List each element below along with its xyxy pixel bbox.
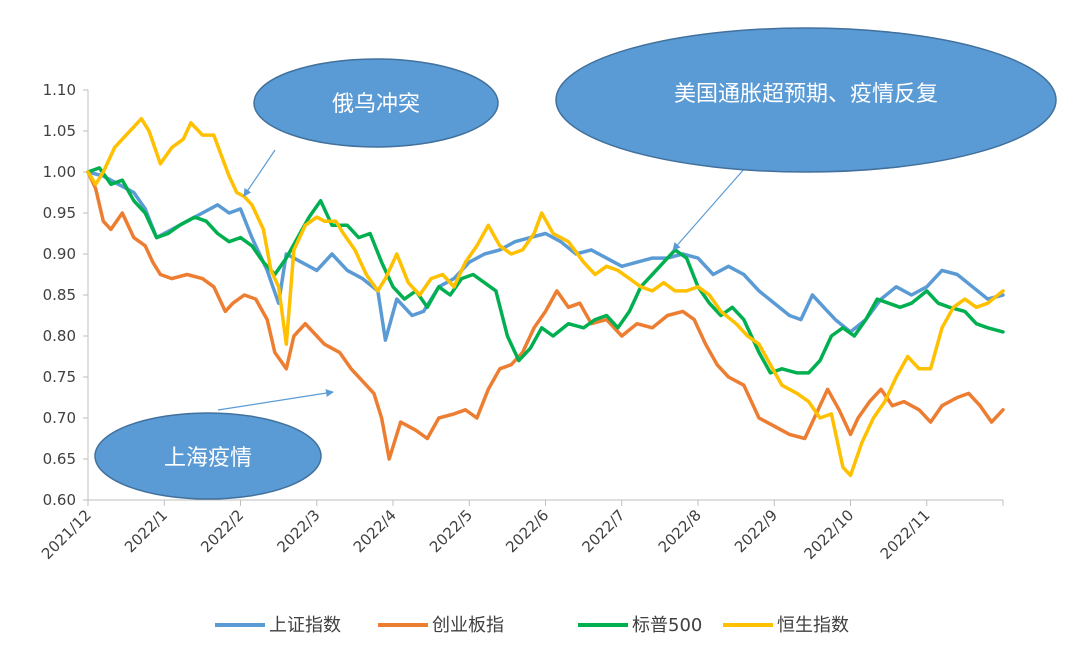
x-tick-label: 2021/12 — [38, 506, 95, 563]
annotation-text-inflation: 美国通胀超预期、疫情反复 — [674, 82, 938, 107]
y-tick-label: 0.75 — [43, 368, 76, 386]
y-tick-label: 0.80 — [43, 327, 76, 345]
series-line-1 — [86, 170, 1005, 461]
annotation-bubble-shanghai — [94, 412, 322, 500]
y-tick-label: 1.00 — [43, 163, 76, 181]
y-tick-label: 1.10 — [43, 81, 76, 99]
x-tick-label: 2022/10 — [801, 506, 858, 563]
y-tick-label: 0.70 — [43, 409, 76, 427]
x-tick-label: 2022/5 — [426, 506, 476, 556]
x-tick-label: 2022/6 — [502, 506, 552, 556]
x-tick-label: 2022/1 — [121, 506, 171, 556]
legend: 上证指数 创业板指 标普500 恒生指数 — [215, 615, 849, 636]
legend-label: 标普500 — [632, 615, 702, 636]
x-axis: 2021/12 2022/1 2022/2 2022/3 2022/4 2022/5 202… — [38, 499, 1004, 563]
x-tick-label: 2022/7 — [579, 506, 629, 556]
x-tick-label: 2022/2 — [197, 506, 247, 556]
annotations: 俄乌冲突 美国通胀超预期、疫情反复 上海疫情 — [94, 27, 1057, 500]
series-lines — [86, 116, 1005, 478]
y-tick-label: 1.05 — [43, 122, 76, 140]
x-tick-label: 2022/11 — [877, 506, 934, 563]
x-tick-label: 2022/3 — [274, 506, 324, 556]
annotation-bubble-ukraine — [253, 58, 499, 148]
annotation-arrow-shanghai — [217, 389, 334, 411]
x-tick-label: 2022/4 — [350, 506, 400, 556]
y-tick-label: 0.95 — [43, 204, 76, 222]
annotation-text-ukraine: 俄乌冲突 — [332, 92, 420, 117]
legend-label: 恒生指数 — [777, 615, 849, 636]
series-line-0 — [86, 170, 1005, 342]
series-line-3 — [86, 116, 1005, 478]
x-tick-label: 2022/8 — [655, 506, 705, 556]
y-tick-label: 0.65 — [43, 450, 76, 468]
y-axis: 0.60 0.65 0.70 0.75 0.80 0.85 0.90 0.95 1.00 1.05… — [43, 81, 89, 509]
x-tick-label: 2022/9 — [731, 506, 781, 556]
series-line-2 — [86, 166, 1005, 375]
annotation-arrow-ukraine — [243, 149, 276, 197]
y-tick-label: 0.60 — [43, 491, 76, 509]
legend-label: 创业板指 — [432, 615, 504, 636]
annotation-arrow-inflation — [672, 167, 746, 251]
annotation-text-shanghai: 上海疫情 — [164, 446, 252, 471]
annotation-bubble-inflation — [555, 27, 1057, 173]
y-tick-label: 0.90 — [43, 245, 76, 263]
legend-label: 上证指数 — [269, 615, 341, 636]
y-tick-label: 0.85 — [43, 286, 76, 304]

Given exercise =
Which lines of the material contain the string "ukraine"? Pick out each one and copy it.

Answer below =
annotation-bubble-ukraine — [253, 58, 499, 148]
annotation-text-ukraine: 俄乌冲突 — [332, 92, 420, 117]
annotation-arrow-ukraine — [243, 149, 276, 197]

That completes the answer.